START Material to process

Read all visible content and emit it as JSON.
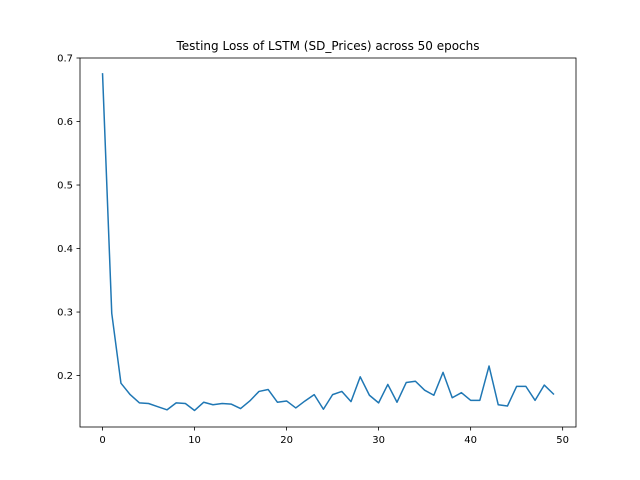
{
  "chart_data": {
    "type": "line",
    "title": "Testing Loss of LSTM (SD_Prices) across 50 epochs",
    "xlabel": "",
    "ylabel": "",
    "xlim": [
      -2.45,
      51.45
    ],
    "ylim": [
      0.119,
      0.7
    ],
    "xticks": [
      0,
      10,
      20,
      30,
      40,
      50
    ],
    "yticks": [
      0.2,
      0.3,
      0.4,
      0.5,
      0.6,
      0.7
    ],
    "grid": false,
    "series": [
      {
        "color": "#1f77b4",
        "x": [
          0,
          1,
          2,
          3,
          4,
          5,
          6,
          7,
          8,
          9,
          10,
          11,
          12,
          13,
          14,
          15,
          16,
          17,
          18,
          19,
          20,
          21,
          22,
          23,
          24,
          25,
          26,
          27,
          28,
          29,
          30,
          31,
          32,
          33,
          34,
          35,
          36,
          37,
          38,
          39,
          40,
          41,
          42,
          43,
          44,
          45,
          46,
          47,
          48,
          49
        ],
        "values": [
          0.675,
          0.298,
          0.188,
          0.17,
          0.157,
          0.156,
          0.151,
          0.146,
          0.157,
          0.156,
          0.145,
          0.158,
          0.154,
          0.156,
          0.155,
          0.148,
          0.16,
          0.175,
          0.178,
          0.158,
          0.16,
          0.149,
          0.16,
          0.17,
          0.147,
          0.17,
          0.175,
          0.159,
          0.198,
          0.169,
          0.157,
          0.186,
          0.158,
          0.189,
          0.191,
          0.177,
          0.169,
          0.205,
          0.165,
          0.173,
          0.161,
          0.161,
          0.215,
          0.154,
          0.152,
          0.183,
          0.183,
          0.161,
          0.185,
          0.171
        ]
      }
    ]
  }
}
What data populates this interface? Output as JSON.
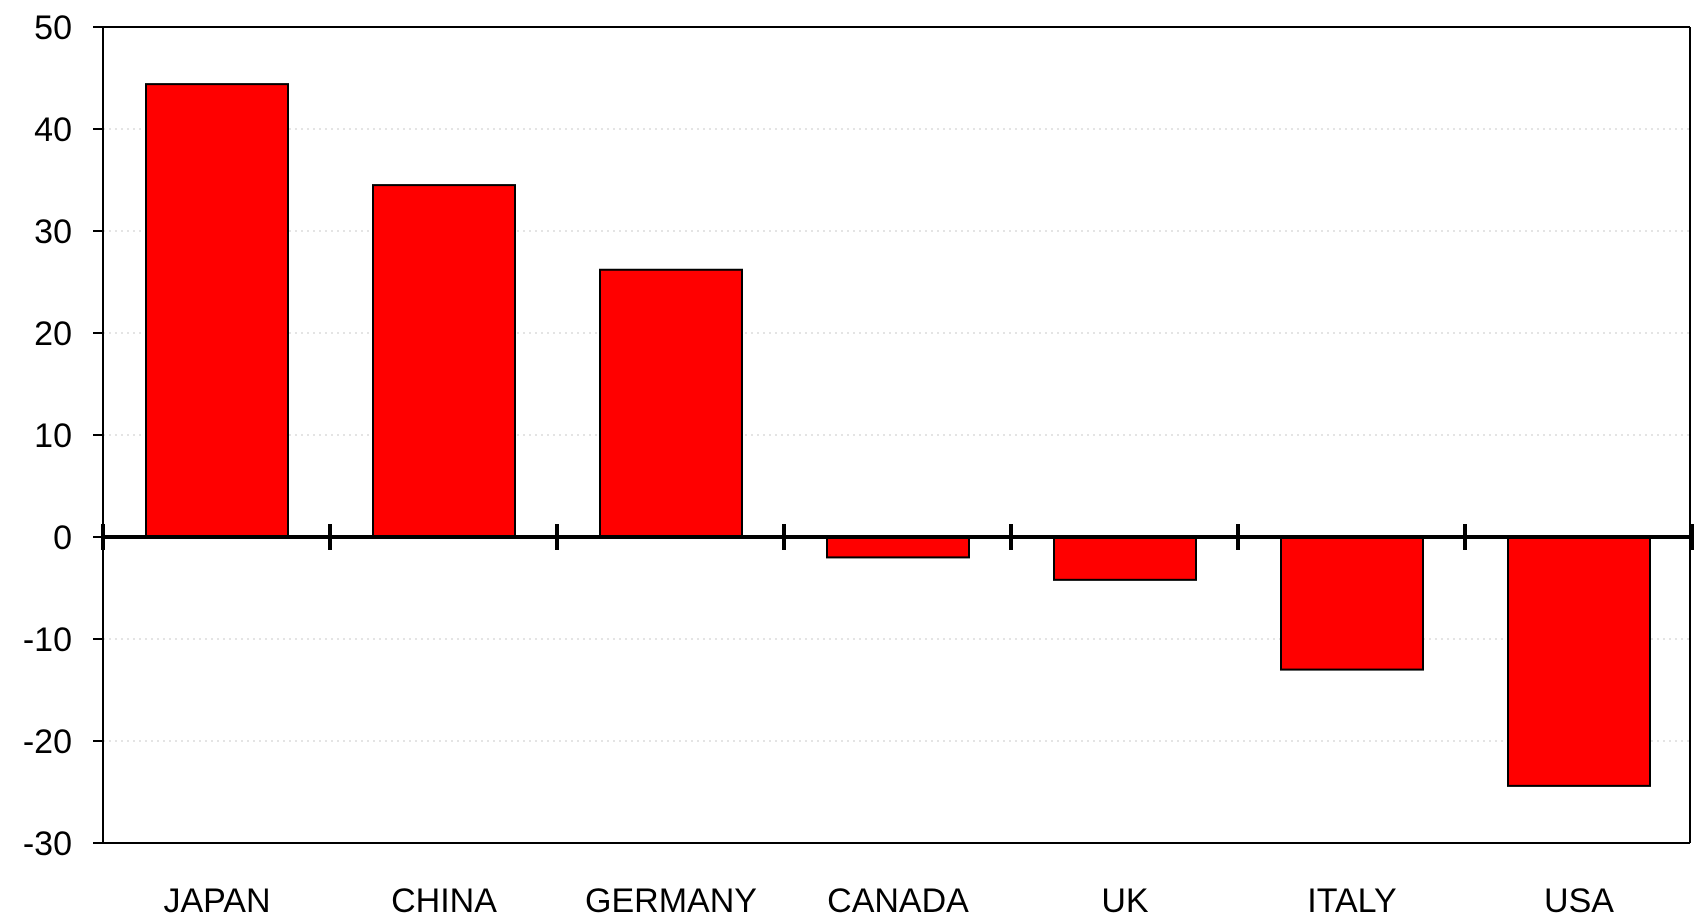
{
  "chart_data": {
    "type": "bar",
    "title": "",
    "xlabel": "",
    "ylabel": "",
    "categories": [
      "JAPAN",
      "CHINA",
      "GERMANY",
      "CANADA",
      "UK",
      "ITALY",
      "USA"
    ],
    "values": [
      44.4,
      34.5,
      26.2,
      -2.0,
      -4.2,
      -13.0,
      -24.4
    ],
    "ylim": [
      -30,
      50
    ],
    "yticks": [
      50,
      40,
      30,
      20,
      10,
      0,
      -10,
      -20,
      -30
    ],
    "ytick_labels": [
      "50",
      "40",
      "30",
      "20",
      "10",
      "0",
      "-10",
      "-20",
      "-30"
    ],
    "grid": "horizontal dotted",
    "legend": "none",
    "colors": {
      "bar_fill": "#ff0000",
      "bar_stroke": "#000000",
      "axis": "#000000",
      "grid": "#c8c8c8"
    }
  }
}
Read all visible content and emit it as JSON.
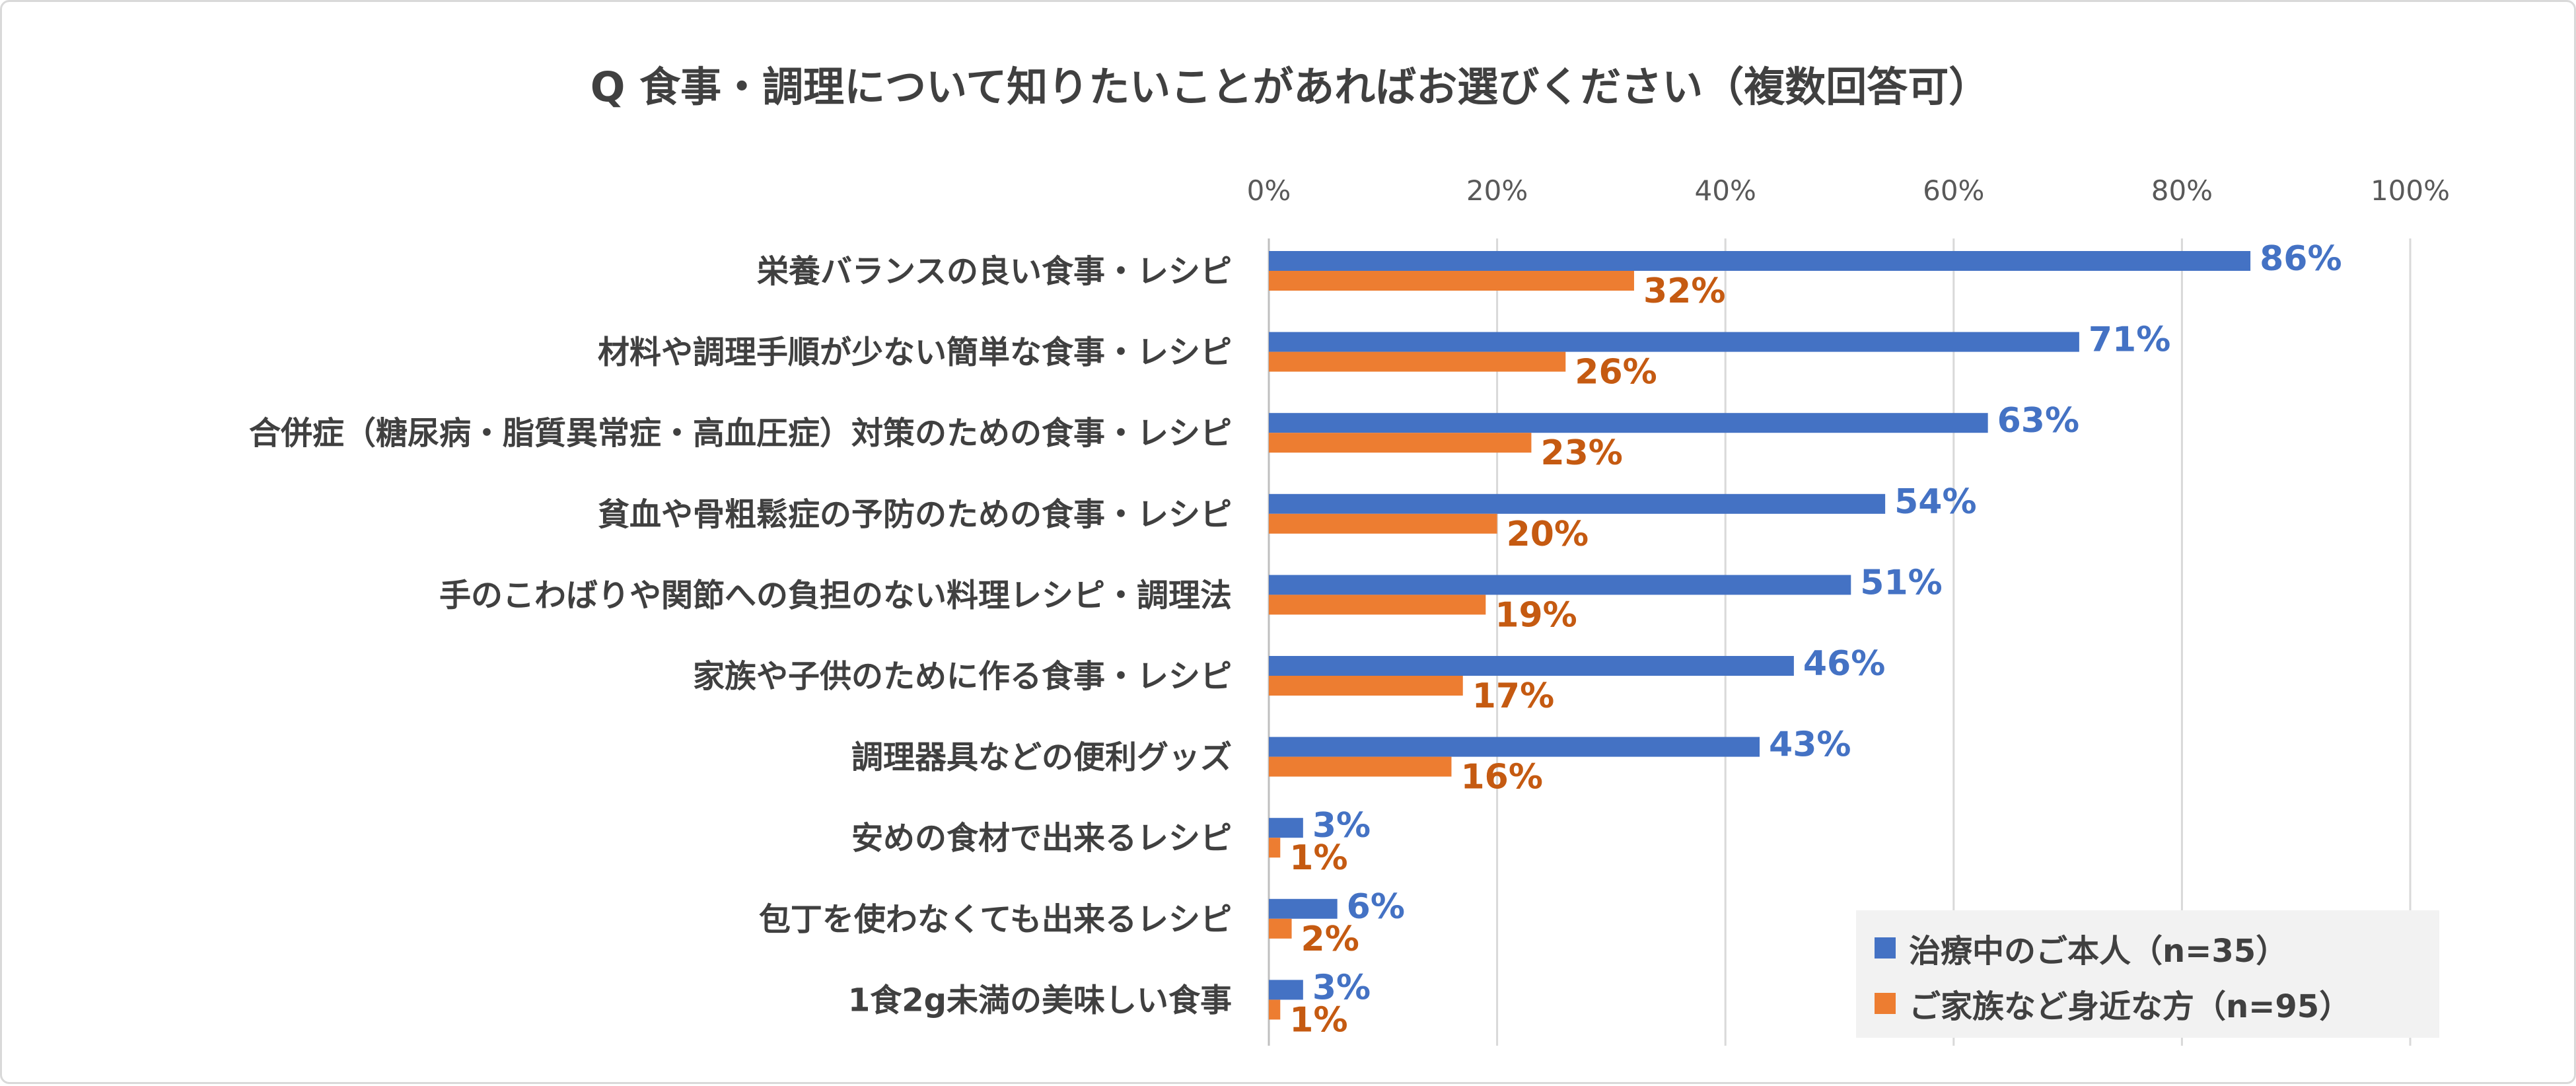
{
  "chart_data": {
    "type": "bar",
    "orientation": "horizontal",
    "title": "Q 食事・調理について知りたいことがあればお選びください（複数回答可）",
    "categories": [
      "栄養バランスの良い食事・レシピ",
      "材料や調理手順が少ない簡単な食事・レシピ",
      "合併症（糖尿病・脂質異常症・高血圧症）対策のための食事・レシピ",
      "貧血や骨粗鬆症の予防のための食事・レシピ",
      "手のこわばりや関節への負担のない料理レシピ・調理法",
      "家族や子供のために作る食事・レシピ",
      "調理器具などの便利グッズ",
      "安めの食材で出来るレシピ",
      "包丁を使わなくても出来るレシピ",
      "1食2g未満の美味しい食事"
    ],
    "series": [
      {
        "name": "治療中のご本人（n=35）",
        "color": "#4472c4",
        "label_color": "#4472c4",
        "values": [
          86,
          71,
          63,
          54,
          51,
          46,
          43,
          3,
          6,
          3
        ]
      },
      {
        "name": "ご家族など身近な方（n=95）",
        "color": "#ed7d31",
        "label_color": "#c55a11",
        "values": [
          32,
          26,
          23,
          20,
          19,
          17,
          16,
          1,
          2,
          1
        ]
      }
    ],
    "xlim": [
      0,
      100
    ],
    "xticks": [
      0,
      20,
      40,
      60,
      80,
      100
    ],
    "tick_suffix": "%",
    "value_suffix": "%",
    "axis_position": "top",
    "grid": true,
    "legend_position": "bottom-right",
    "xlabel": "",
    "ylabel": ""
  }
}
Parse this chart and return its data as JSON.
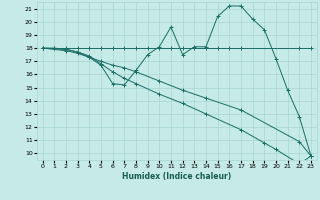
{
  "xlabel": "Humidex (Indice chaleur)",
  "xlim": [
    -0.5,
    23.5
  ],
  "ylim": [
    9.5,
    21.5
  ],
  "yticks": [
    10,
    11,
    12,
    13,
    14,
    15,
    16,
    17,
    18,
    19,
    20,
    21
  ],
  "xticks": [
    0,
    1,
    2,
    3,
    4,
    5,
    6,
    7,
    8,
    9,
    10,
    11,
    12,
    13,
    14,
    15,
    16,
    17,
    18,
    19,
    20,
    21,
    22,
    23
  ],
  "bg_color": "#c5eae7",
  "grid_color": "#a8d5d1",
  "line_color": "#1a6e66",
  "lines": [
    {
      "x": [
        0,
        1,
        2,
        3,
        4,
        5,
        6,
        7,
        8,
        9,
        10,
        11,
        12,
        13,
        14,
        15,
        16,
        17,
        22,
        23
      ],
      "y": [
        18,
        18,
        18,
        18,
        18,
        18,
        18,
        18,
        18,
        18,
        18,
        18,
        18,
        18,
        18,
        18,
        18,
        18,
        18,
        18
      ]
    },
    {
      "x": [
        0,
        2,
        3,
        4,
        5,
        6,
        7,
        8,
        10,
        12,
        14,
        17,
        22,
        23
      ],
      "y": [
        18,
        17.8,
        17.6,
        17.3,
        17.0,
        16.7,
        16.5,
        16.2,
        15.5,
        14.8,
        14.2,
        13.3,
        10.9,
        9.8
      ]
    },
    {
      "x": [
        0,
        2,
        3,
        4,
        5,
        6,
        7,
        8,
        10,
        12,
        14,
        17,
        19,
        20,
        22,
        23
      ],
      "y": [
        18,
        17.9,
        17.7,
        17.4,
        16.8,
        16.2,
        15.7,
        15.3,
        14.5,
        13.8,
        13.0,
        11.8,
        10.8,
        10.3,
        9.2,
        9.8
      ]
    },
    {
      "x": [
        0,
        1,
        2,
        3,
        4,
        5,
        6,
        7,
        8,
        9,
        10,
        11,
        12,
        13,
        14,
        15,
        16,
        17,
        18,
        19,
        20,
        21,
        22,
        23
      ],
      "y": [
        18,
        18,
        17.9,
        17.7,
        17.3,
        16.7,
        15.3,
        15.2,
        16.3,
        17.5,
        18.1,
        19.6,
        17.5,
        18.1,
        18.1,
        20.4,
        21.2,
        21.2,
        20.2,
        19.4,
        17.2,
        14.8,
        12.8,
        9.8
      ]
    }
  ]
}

END Material to process

Exercise task » Go through the listing above and write it all out exactly, leaving out any picture.

Written solution »
Read all visible content and emit it as JSON.
{
  "chart_data": {
    "type": "line",
    "title": "Testing Loss of LSTM (SD_Prices) across 50 epochs",
    "xlabel": "",
    "ylabel": "",
    "xlim": [
      -2.45,
      51.45
    ],
    "ylim": [
      0.119,
      0.7
    ],
    "xticks": [
      0,
      10,
      20,
      30,
      40,
      50
    ],
    "yticks": [
      0.2,
      0.3,
      0.4,
      0.5,
      0.6,
      0.7
    ],
    "grid": false,
    "series": [
      {
        "color": "#1f77b4",
        "x": [
          0,
          1,
          2,
          3,
          4,
          5,
          6,
          7,
          8,
          9,
          10,
          11,
          12,
          13,
          14,
          15,
          16,
          17,
          18,
          19,
          20,
          21,
          22,
          23,
          24,
          25,
          26,
          27,
          28,
          29,
          30,
          31,
          32,
          33,
          34,
          35,
          36,
          37,
          38,
          39,
          40,
          41,
          42,
          43,
          44,
          45,
          46,
          47,
          48,
          49
        ],
        "values": [
          0.675,
          0.298,
          0.188,
          0.17,
          0.157,
          0.156,
          0.151,
          0.146,
          0.157,
          0.156,
          0.145,
          0.158,
          0.154,
          0.156,
          0.155,
          0.148,
          0.16,
          0.175,
          0.178,
          0.158,
          0.16,
          0.149,
          0.16,
          0.17,
          0.147,
          0.17,
          0.175,
          0.159,
          0.198,
          0.169,
          0.157,
          0.186,
          0.158,
          0.189,
          0.191,
          0.177,
          0.169,
          0.205,
          0.165,
          0.173,
          0.161,
          0.161,
          0.215,
          0.154,
          0.152,
          0.183,
          0.183,
          0.161,
          0.185,
          0.171
        ]
      }
    ]
  }
}
What data populates this interface? Output as JSON.
{
  "chart_data": {
    "type": "bar",
    "title": "",
    "xlabel": "",
    "ylabel": "",
    "categories": [
      "JAPAN",
      "CHINA",
      "GERMANY",
      "CANADA",
      "UK",
      "ITALY",
      "USA"
    ],
    "values": [
      44.4,
      34.5,
      26.2,
      -2.0,
      -4.2,
      -13.0,
      -24.4
    ],
    "ylim": [
      -30,
      50
    ],
    "yticks": [
      50,
      40,
      30,
      20,
      10,
      0,
      -10,
      -20,
      -30
    ],
    "ytick_labels": [
      "50",
      "40",
      "30",
      "20",
      "10",
      "0",
      "-10",
      "-20",
      "-30"
    ],
    "grid": "horizontal dotted",
    "legend": "none",
    "colors": {
      "bar_fill": "#ff0000",
      "bar_stroke": "#000000",
      "axis": "#000000",
      "grid": "#c8c8c8"
    }
  }
}
Read all visible content and emit it as JSON.
{
  "chart_data": {
    "type": "bar",
    "orientation": "horizontal",
    "title": "Q 食事・調理について知りたいことがあればお選びください（複数回答可）",
    "categories": [
      "栄養バランスの良い食事・レシピ",
      "材料や調理手順が少ない簡単な食事・レシピ",
      "合併症（糖尿病・脂質異常症・高血圧症）対策のための食事・レシピ",
      "貧血や骨粗鬆症の予防のための食事・レシピ",
      "手のこわばりや関節への負担のない料理レシピ・調理法",
      "家族や子供のために作る食事・レシピ",
      "調理器具などの便利グッズ",
      "安めの食材で出来るレシピ",
      "包丁を使わなくても出来るレシピ",
      "1食2g未満の美味しい食事"
    ],
    "series": [
      {
        "name": "治療中のご本人（n=35）",
        "color": "#4472c4",
        "label_color": "#4472c4",
        "values": [
          86,
          71,
          63,
          54,
          51,
          46,
          43,
          3,
          6,
          3
        ]
      },
      {
        "name": "ご家族など身近な方（n=95）",
        "color": "#ed7d31",
        "label_color": "#c55a11",
        "values": [
          32,
          26,
          23,
          20,
          19,
          17,
          16,
          1,
          2,
          1
        ]
      }
    ],
    "xlim": [
      0,
      100
    ],
    "xticks": [
      0,
      20,
      40,
      60,
      80,
      100
    ],
    "tick_suffix": "%",
    "value_suffix": "%",
    "axis_position": "top",
    "grid": true,
    "legend_position": "bottom-right",
    "xlabel": "",
    "ylabel": ""
  }
}
Parse this chart and return its data as JSON.
{
  "xlabel": "Humidex (Indice chaleur)",
  "xlim": [
    -0.5,
    23.5
  ],
  "ylim": [
    9.5,
    21.5
  ],
  "yticks": [
    10,
    11,
    12,
    13,
    14,
    15,
    16,
    17,
    18,
    19,
    20,
    21
  ],
  "xticks": [
    0,
    1,
    2,
    3,
    4,
    5,
    6,
    7,
    8,
    9,
    10,
    11,
    12,
    13,
    14,
    15,
    16,
    17,
    18,
    19,
    20,
    21,
    22,
    23
  ],
  "bg_color": "#c5eae7",
  "grid_color": "#a8d5d1",
  "line_color": "#1a6e66",
  "lines": [
    {
      "x": [
        0,
        1,
        2,
        3,
        4,
        5,
        6,
        7,
        8,
        9,
        10,
        11,
        12,
        13,
        14,
        15,
        16,
        17,
        22,
        23
      ],
      "y": [
        18,
        18,
        18,
        18,
        18,
        18,
        18,
        18,
        18,
        18,
        18,
        18,
        18,
        18,
        18,
        18,
        18,
        18,
        18,
        18
      ]
    },
    {
      "x": [
        0,
        2,
        3,
        4,
        5,
        6,
        7,
        8,
        10,
        12,
        14,
        17,
        22,
        23
      ],
      "y": [
        18,
        17.8,
        17.6,
        17.3,
        17.0,
        16.7,
        16.5,
        16.2,
        15.5,
        14.8,
        14.2,
        13.3,
        10.9,
        9.8
      ]
    },
    {
      "x": [
        0,
        2,
        3,
        4,
        5,
        6,
        7,
        8,
        10,
        12,
        14,
        17,
        19,
        20,
        22,
        23
      ],
      "y": [
        18,
        17.9,
        17.7,
        17.4,
        16.8,
        16.2,
        15.7,
        15.3,
        14.5,
        13.8,
        13.0,
        11.8,
        10.8,
        10.3,
        9.2,
        9.8
      ]
    },
    {
      "x": [
        0,
        1,
        2,
        3,
        4,
        5,
        6,
        7,
        8,
        9,
        10,
        11,
        12,
        13,
        14,
        15,
        16,
        17,
        18,
        19,
        20,
        21,
        22,
        23
      ],
      "y": [
        18,
        18,
        17.9,
        17.7,
        17.3,
        16.7,
        15.3,
        15.2,
        16.3,
        17.5,
        18.1,
        19.6,
        17.5,
        18.1,
        18.1,
        20.4,
        21.2,
        21.2,
        20.2,
        19.4,
        17.2,
        14.8,
        12.8,
        9.8
      ]
    }
  ]
}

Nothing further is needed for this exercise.